**TASK STATEMENT**
Transcribe the listing from its first line through the line that contains "- induction-heating-text: यह", including both of those lines.

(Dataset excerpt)

====

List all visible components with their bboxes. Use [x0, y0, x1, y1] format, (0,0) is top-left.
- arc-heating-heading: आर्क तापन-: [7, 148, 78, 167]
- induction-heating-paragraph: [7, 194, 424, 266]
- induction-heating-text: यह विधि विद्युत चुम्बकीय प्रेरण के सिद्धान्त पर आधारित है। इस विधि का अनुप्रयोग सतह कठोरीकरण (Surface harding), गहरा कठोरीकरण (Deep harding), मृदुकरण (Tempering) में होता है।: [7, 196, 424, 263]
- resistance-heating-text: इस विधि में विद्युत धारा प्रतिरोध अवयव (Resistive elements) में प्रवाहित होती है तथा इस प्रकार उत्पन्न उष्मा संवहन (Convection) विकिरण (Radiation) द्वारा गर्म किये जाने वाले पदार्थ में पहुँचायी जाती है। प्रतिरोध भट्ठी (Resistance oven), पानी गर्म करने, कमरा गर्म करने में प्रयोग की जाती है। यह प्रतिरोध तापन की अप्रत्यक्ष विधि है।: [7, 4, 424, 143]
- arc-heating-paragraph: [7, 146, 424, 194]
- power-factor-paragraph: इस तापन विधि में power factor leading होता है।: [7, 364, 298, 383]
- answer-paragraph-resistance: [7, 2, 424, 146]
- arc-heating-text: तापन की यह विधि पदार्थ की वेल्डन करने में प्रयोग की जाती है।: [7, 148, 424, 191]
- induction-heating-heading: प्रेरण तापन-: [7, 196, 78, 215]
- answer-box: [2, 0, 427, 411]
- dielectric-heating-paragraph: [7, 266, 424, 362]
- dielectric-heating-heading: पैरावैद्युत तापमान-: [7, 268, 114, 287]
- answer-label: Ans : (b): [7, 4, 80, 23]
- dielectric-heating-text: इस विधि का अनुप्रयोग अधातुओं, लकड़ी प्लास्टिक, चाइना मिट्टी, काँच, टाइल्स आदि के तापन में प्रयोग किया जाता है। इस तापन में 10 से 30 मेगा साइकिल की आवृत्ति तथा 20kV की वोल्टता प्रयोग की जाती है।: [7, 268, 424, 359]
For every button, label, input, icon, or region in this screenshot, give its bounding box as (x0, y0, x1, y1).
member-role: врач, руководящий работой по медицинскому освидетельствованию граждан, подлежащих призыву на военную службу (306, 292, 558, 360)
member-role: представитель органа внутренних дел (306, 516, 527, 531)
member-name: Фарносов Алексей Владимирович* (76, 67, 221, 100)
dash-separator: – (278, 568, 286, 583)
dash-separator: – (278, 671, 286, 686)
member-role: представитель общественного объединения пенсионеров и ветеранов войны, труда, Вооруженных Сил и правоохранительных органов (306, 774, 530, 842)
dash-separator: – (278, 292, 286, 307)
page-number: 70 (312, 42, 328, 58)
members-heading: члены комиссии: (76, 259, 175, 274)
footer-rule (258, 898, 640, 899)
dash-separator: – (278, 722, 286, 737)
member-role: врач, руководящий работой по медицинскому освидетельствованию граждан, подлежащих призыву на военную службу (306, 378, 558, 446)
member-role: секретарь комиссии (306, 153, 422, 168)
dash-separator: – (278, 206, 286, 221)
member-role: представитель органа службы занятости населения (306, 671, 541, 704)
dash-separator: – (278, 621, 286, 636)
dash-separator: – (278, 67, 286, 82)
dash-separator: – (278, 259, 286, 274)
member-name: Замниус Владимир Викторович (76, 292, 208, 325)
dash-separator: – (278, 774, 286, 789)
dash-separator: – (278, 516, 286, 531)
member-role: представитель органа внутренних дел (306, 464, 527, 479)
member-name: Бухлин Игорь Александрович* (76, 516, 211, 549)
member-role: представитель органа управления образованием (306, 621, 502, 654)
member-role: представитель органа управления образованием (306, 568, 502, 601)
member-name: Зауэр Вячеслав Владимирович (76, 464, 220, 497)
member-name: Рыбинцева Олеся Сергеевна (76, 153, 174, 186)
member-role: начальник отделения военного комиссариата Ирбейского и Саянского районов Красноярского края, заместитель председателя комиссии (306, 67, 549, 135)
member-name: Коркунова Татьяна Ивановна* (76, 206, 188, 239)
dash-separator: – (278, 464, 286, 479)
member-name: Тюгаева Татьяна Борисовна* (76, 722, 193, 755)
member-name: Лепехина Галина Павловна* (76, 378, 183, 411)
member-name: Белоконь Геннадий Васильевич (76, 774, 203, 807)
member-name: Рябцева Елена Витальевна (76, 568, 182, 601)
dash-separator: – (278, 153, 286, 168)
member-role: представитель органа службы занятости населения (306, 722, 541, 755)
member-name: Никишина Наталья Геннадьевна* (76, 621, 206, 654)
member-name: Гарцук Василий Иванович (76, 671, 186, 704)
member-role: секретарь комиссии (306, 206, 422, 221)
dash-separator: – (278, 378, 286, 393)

====

**PROBLEM SOLUTION**
List all visible components with their bboxes. Use [x0, y0, x1, y1] format, (0,0) is top-left.
- arc-heating-heading: आर्क तापन-: [7, 148, 78, 167]
- induction-heating-paragraph: [7, 194, 424, 266]
- induction-heating-text: यह विधि विद्युत चुम्बकीय प्रेरण के सिद्धान्त पर आधारित है। इस विधि का अनुप्रयोग सतह कठोरीकरण (Surface harding), गहरा कठोरीकरण (Deep harding), मृदुकरण (Tempering) में होता है।: [7, 196, 424, 263]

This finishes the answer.